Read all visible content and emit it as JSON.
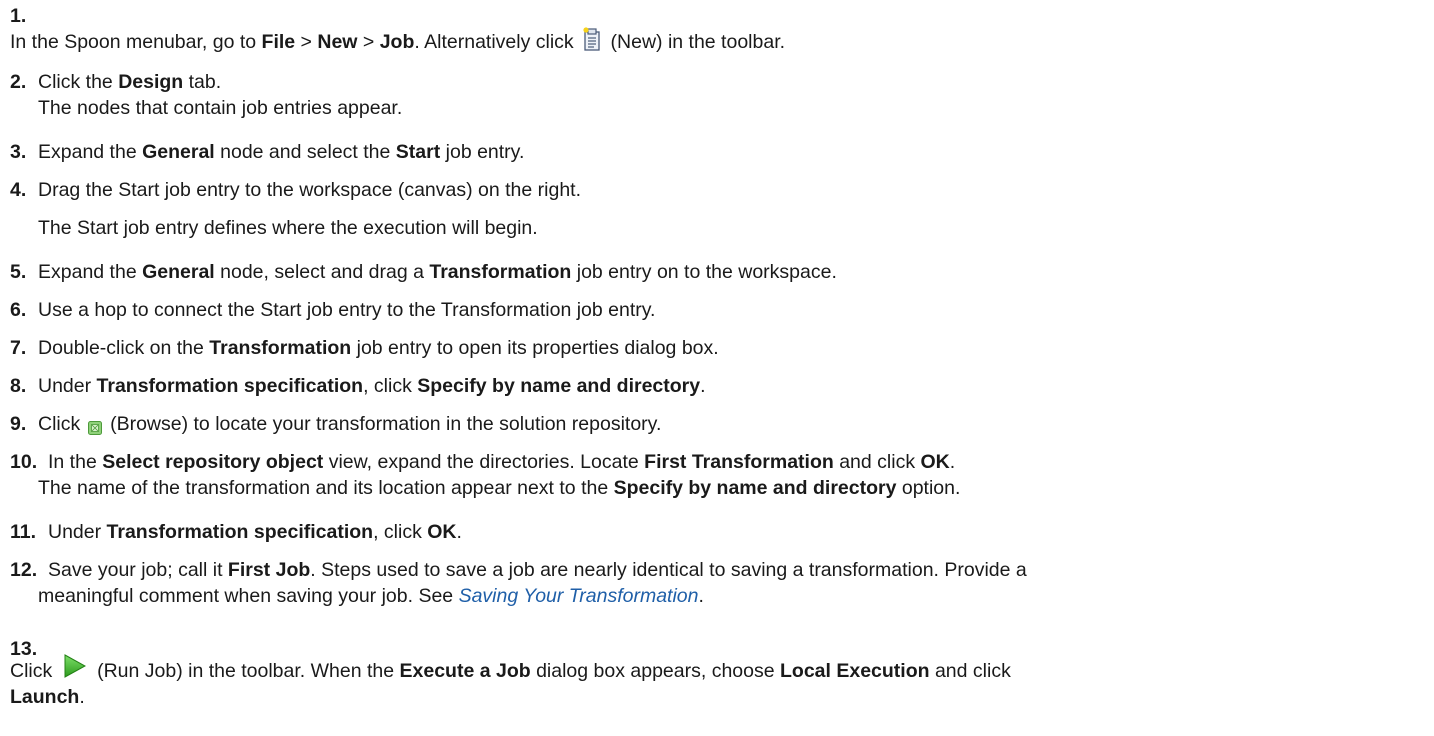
{
  "steps": [
    {
      "num": "1.",
      "parts": [
        "In the Spoon menubar, go to ",
        "File",
        " > ",
        "New",
        " > ",
        "Job",
        ". Alternatively click ",
        " (New) in the toolbar."
      ]
    },
    {
      "num": "2.",
      "parts": [
        "Click the ",
        "Design",
        " tab."
      ],
      "line2": "The nodes that contain job entries appear."
    },
    {
      "num": "3.",
      "parts": [
        "Expand the ",
        "General",
        " node and select the ",
        "Start",
        " job entry."
      ]
    },
    {
      "num": "4.",
      "text": "Drag the Start job entry to the workspace (canvas) on the right.",
      "note": "The Start job entry defines where the execution will begin."
    },
    {
      "num": "5.",
      "parts": [
        "Expand the ",
        "General",
        " node, select and drag a ",
        "Transformation",
        " job entry on to the workspace."
      ]
    },
    {
      "num": "6.",
      "text": "Use a hop to connect the Start job entry to the Transformation job entry."
    },
    {
      "num": "7.",
      "parts": [
        "Double-click on the ",
        "Transformation",
        " job entry to open its properties dialog box."
      ]
    },
    {
      "num": "8.",
      "parts": [
        "Under ",
        "Transformation specification",
        ", click ",
        "Specify by name and directory",
        "."
      ]
    },
    {
      "num": "9.",
      "parts": [
        "Click ",
        " (Browse) to locate your transformation in the solution repository."
      ]
    },
    {
      "num": "10.",
      "parts": [
        "In the ",
        "Select repository object",
        " view, expand the directories. Locate ",
        "First Transformation",
        " and click ",
        "OK",
        "."
      ],
      "line2parts": [
        "The name of the transformation and its location appear next to the ",
        "Specify by name and directory",
        " option."
      ]
    },
    {
      "num": "11.",
      "parts": [
        "Under ",
        "Transformation specification",
        ", click ",
        "OK",
        "."
      ]
    },
    {
      "num": "12.",
      "parts": [
        "Save your job; call it ",
        "First Job",
        ". Steps used to save a job are nearly identical to saving a transformation. Provide a"
      ],
      "line2parts": [
        "meaningful comment when saving your job. See ",
        "Saving Your Transformation",
        "."
      ]
    },
    {
      "num": "13.",
      "parts": [
        "Click ",
        " (Run Job) in the toolbar. When the ",
        "Execute a Job",
        " dialog box appears, choose ",
        "Local Execution",
        " and click"
      ],
      "line2parts": [
        "Launch",
        "."
      ]
    }
  ],
  "icons": {
    "new": "new-document-icon",
    "browse": "browse-icon",
    "run": "run-job-icon"
  },
  "colors": {
    "link": "#1f5fa8",
    "run_green": "#3cb026"
  }
}
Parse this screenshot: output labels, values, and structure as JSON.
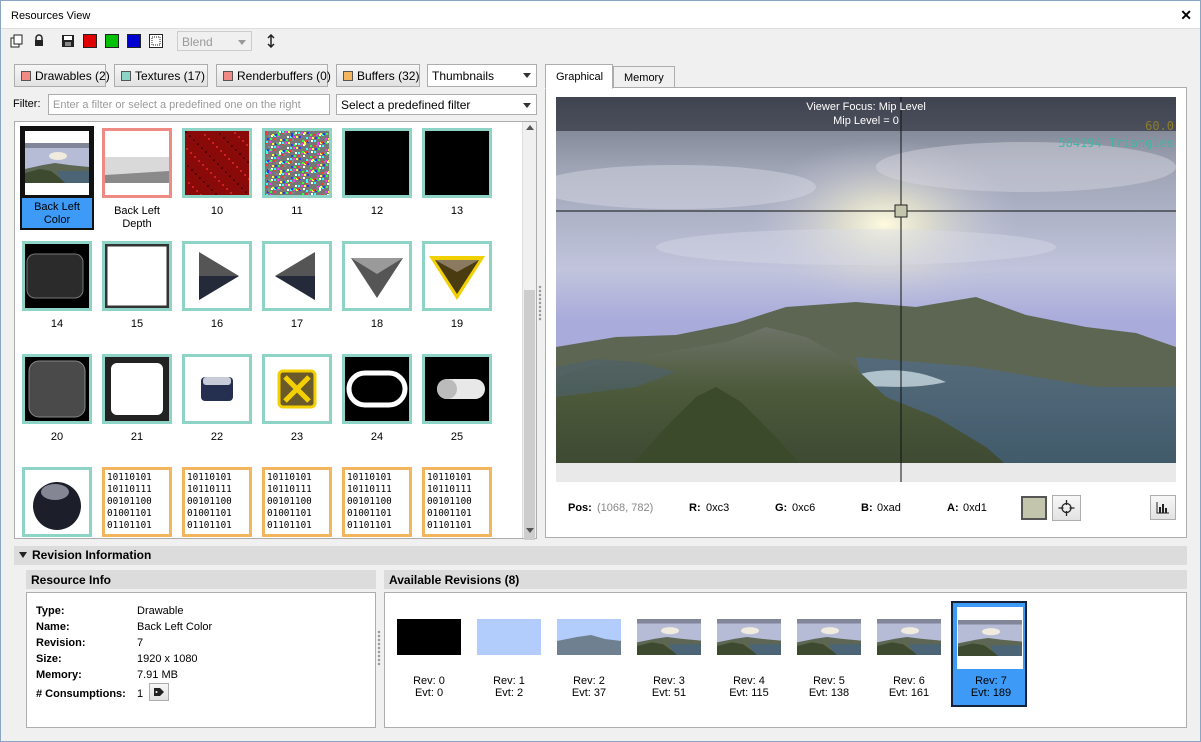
{
  "window": {
    "title": "Resources View"
  },
  "toolbar": {
    "blend": "Blend",
    "swatches": [
      "#e00000",
      "#00c000",
      "#0000d0"
    ]
  },
  "categories": [
    {
      "label": "Drawables (2)",
      "color": "#ef8a84"
    },
    {
      "label": "Textures (17)",
      "color": "#8dd4c6"
    },
    {
      "label": "Renderbuffers (0)",
      "color": "#ef8a84"
    },
    {
      "label": "Buffers (32)",
      "color": "#f3b55e"
    }
  ],
  "view_mode": "Thumbnails",
  "filter": {
    "label": "Filter:",
    "placeholder": "Enter a filter or select a predefined one on the right",
    "predefined": "Select a predefined filter"
  },
  "thumbnails": [
    {
      "label": "Back Left Color",
      "kind": "scene"
    },
    {
      "label": "Back Left Depth",
      "kind": "depth"
    },
    {
      "label": "10",
      "kind": "red-noise"
    },
    {
      "label": "11",
      "kind": "color-noise"
    },
    {
      "label": "12",
      "kind": "black"
    },
    {
      "label": "13",
      "kind": "black"
    },
    {
      "label": "14",
      "kind": "dark-rounded"
    },
    {
      "label": "15",
      "kind": "white-square"
    },
    {
      "label": "16",
      "kind": "arrow-right"
    },
    {
      "label": "17",
      "kind": "arrow-left"
    },
    {
      "label": "18",
      "kind": "arrow-down"
    },
    {
      "label": "19",
      "kind": "arrow-down-gold"
    },
    {
      "label": "20",
      "kind": "gray-rounded"
    },
    {
      "label": "21",
      "kind": "white-glow"
    },
    {
      "label": "22",
      "kind": "small-button"
    },
    {
      "label": "23",
      "kind": "gold-x"
    },
    {
      "label": "24",
      "kind": "pill-outline"
    },
    {
      "label": "25",
      "kind": "pill-white"
    },
    {
      "label": "",
      "kind": "sphere"
    },
    {
      "label": "",
      "kind": "binary"
    },
    {
      "label": "",
      "kind": "binary"
    },
    {
      "label": "",
      "kind": "binary"
    },
    {
      "label": "",
      "kind": "binary"
    },
    {
      "label": "",
      "kind": "binary"
    }
  ],
  "binary_text": "10110101\n10110111\n00101100\n01001101\n01101101",
  "tabs": [
    "Graphical",
    "Memory"
  ],
  "viewer": {
    "focus": "Viewer Focus: Mip Level",
    "mip": "Mip Level = 0",
    "fps": "60.0",
    "triangles": "584194 Triangles"
  },
  "readout": {
    "pos_label": "Pos:",
    "pos_value": "(1068, 782)",
    "r_label": "R:",
    "r_value": "0xc3",
    "g_label": "G:",
    "g_value": "0xc6",
    "b_label": "B:",
    "b_value": "0xad",
    "a_label": "A:",
    "a_value": "0xd1",
    "pixel_color": "#c3c6ad"
  },
  "revision_section": "Revision Information",
  "resource_info": {
    "title": "Resource Info",
    "rows": [
      {
        "label": "Type:",
        "value": "Drawable"
      },
      {
        "label": "Name:",
        "value": "Back Left Color"
      },
      {
        "label": "Revision:",
        "value": "7"
      },
      {
        "label": "Size:",
        "value": "1920 x 1080"
      },
      {
        "label": "Memory:",
        "value": "7.91 MB"
      },
      {
        "label": "# Consumptions:",
        "value": "1"
      }
    ]
  },
  "revisions": {
    "title": "Available Revisions (8)",
    "items": [
      {
        "rev": "Rev: 0",
        "evt": "Evt: 0",
        "kind": "black"
      },
      {
        "rev": "Rev: 1",
        "evt": "Evt: 2",
        "kind": "blue"
      },
      {
        "rev": "Rev: 2",
        "evt": "Evt: 37",
        "kind": "sky"
      },
      {
        "rev": "Rev: 3",
        "evt": "Evt: 51",
        "kind": "scene"
      },
      {
        "rev": "Rev: 4",
        "evt": "Evt: 115",
        "kind": "scene"
      },
      {
        "rev": "Rev: 5",
        "evt": "Evt: 138",
        "kind": "scene"
      },
      {
        "rev": "Rev: 6",
        "evt": "Evt: 161",
        "kind": "scene"
      },
      {
        "rev": "Rev: 7",
        "evt": "Evt: 189",
        "kind": "scene"
      }
    ]
  }
}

────────────────────────────────────────

* AIM OF THE TASK *
Omit the pictures and output all of the other material exactly.

* EXERCISE ANSWER *
Read all visible content and emit it as JSON.
{
  "steps": [
    {
      "num": "1.",
      "parts": [
        "In the Spoon menubar, go to ",
        "File",
        " > ",
        "New",
        " > ",
        "Job",
        ". Alternatively click ",
        " (New) in the toolbar."
      ]
    },
    {
      "num": "2.",
      "parts": [
        "Click the ",
        "Design",
        " tab."
      ],
      "line2": "The nodes that contain job entries appear."
    },
    {
      "num": "3.",
      "parts": [
        "Expand the ",
        "General",
        " node and select the ",
        "Start",
        " job entry."
      ]
    },
    {
      "num": "4.",
      "text": "Drag the Start job entry to the workspace (canvas) on the right.",
      "note": "The Start job entry defines where the execution will begin."
    },
    {
      "num": "5.",
      "parts": [
        "Expand the ",
        "General",
        " node, select and drag a ",
        "Transformation",
        " job entry on to the workspace."
      ]
    },
    {
      "num": "6.",
      "text": "Use a hop to connect the Start job entry to the Transformation job entry."
    },
    {
      "num": "7.",
      "parts": [
        "Double-click on the ",
        "Transformation",
        " job entry to open its properties dialog box."
      ]
    },
    {
      "num": "8.",
      "parts": [
        "Under ",
        "Transformation specification",
        ", click ",
        "Specify by name and directory",
        "."
      ]
    },
    {
      "num": "9.",
      "parts": [
        "Click ",
        " (Browse) to locate your transformation in the solution repository."
      ]
    },
    {
      "num": "10.",
      "parts": [
        "In the ",
        "Select repository object",
        " view, expand the directories. Locate ",
        "First Transformation",
        " and click ",
        "OK",
        "."
      ],
      "line2parts": [
        "The name of the transformation and its location appear next to the ",
        "Specify by name and directory",
        " option."
      ]
    },
    {
      "num": "11.",
      "parts": [
        "Under ",
        "Transformation specification",
        ", click ",
        "OK",
        "."
      ]
    },
    {
      "num": "12.",
      "parts": [
        "Save your job; call it ",
        "First Job",
        ". Steps used to save a job are nearly identical to saving a transformation. Provide a"
      ],
      "line2parts": [
        "meaningful comment when saving your job. See ",
        "Saving Your Transformation",
        "."
      ]
    },
    {
      "num": "13.",
      "parts": [
        "Click ",
        " (Run Job) in the toolbar. When the ",
        "Execute a Job",
        " dialog box appears, choose ",
        "Local Execution",
        " and click"
      ],
      "line2parts": [
        "Launch",
        "."
      ]
    }
  ],
  "icons": {
    "new": "new-document-icon",
    "browse": "browse-icon",
    "run": "run-job-icon"
  },
  "colors": {
    "link": "#1f5fa8",
    "run_green": "#3cb026"
  }
}
Parse this screenshot: output labels, values, and structure as JSON.
{
  "window": {
    "title": "Resources View"
  },
  "toolbar": {
    "blend": "Blend",
    "swatches": [
      "#e00000",
      "#00c000",
      "#0000d0"
    ]
  },
  "categories": [
    {
      "label": "Drawables (2)",
      "color": "#ef8a84"
    },
    {
      "label": "Textures (17)",
      "color": "#8dd4c6"
    },
    {
      "label": "Renderbuffers (0)",
      "color": "#ef8a84"
    },
    {
      "label": "Buffers (32)",
      "color": "#f3b55e"
    }
  ],
  "view_mode": "Thumbnails",
  "filter": {
    "label": "Filter:",
    "placeholder": "Enter a filter or select a predefined one on the right",
    "predefined": "Select a predefined filter"
  },
  "thumbnails": [
    {
      "label": "Back Left Color",
      "kind": "scene"
    },
    {
      "label": "Back Left Depth",
      "kind": "depth"
    },
    {
      "label": "10",
      "kind": "red-noise"
    },
    {
      "label": "11",
      "kind": "color-noise"
    },
    {
      "label": "12",
      "kind": "black"
    },
    {
      "label": "13",
      "kind": "black"
    },
    {
      "label": "14",
      "kind": "dark-rounded"
    },
    {
      "label": "15",
      "kind": "white-square"
    },
    {
      "label": "16",
      "kind": "arrow-right"
    },
    {
      "label": "17",
      "kind": "arrow-left"
    },
    {
      "label": "18",
      "kind": "arrow-down"
    },
    {
      "label": "19",
      "kind": "arrow-down-gold"
    },
    {
      "label": "20",
      "kind": "gray-rounded"
    },
    {
      "label": "21",
      "kind": "white-glow"
    },
    {
      "label": "22",
      "kind": "small-button"
    },
    {
      "label": "23",
      "kind": "gold-x"
    },
    {
      "label": "24",
      "kind": "pill-outline"
    },
    {
      "label": "25",
      "kind": "pill-white"
    },
    {
      "label": "",
      "kind": "sphere"
    },
    {
      "label": "",
      "kind": "binary"
    },
    {
      "label": "",
      "kind": "binary"
    },
    {
      "label": "",
      "kind": "binary"
    },
    {
      "label": "",
      "kind": "binary"
    },
    {
      "label": "",
      "kind": "binary"
    }
  ],
  "binary_text": "10110101\n10110111\n00101100\n01001101\n01101101",
  "tabs": [
    "Graphical",
    "Memory"
  ],
  "viewer": {
    "focus": "Viewer Focus: Mip Level",
    "mip": "Mip Level = 0",
    "fps": "60.0",
    "triangles": "584194 Triangles"
  },
  "readout": {
    "pos_label": "Pos:",
    "pos_value": "(1068, 782)",
    "r_label": "R:",
    "r_value": "0xc3",
    "g_label": "G:",
    "g_value": "0xc6",
    "b_label": "B:",
    "b_value": "0xad",
    "a_label": "A:",
    "a_value": "0xd1",
    "pixel_color": "#c3c6ad"
  },
  "revision_section": "Revision Information",
  "resource_info": {
    "title": "Resource Info",
    "rows": [
      {
        "label": "Type:",
        "value": "Drawable"
      },
      {
        "label": "Name:",
        "value": "Back Left Color"
      },
      {
        "label": "Revision:",
        "value": "7"
      },
      {
        "label": "Size:",
        "value": "1920 x 1080"
      },
      {
        "label": "Memory:",
        "value": "7.91 MB"
      },
      {
        "label": "# Consumptions:",
        "value": "1"
      }
    ]
  },
  "revisions": {
    "title": "Available Revisions (8)",
    "items": [
      {
        "rev": "Rev: 0",
        "evt": "Evt: 0",
        "kind": "black"
      },
      {
        "rev": "Rev: 1",
        "evt": "Evt: 2",
        "kind": "blue"
      },
      {
        "rev": "Rev: 2",
        "evt": "Evt: 37",
        "kind": "sky"
      },
      {
        "rev": "Rev: 3",
        "evt": "Evt: 51",
        "kind": "scene"
      },
      {
        "rev": "Rev: 4",
        "evt": "Evt: 115",
        "kind": "scene"
      },
      {
        "rev": "Rev: 5",
        "evt": "Evt: 138",
        "kind": "scene"
      },
      {
        "rev": "Rev: 6",
        "evt": "Evt: 161",
        "kind": "scene"
      },
      {
        "rev": "Rev: 7",
        "evt": "Evt: 189",
        "kind": "scene"
      }
    ]
  }
}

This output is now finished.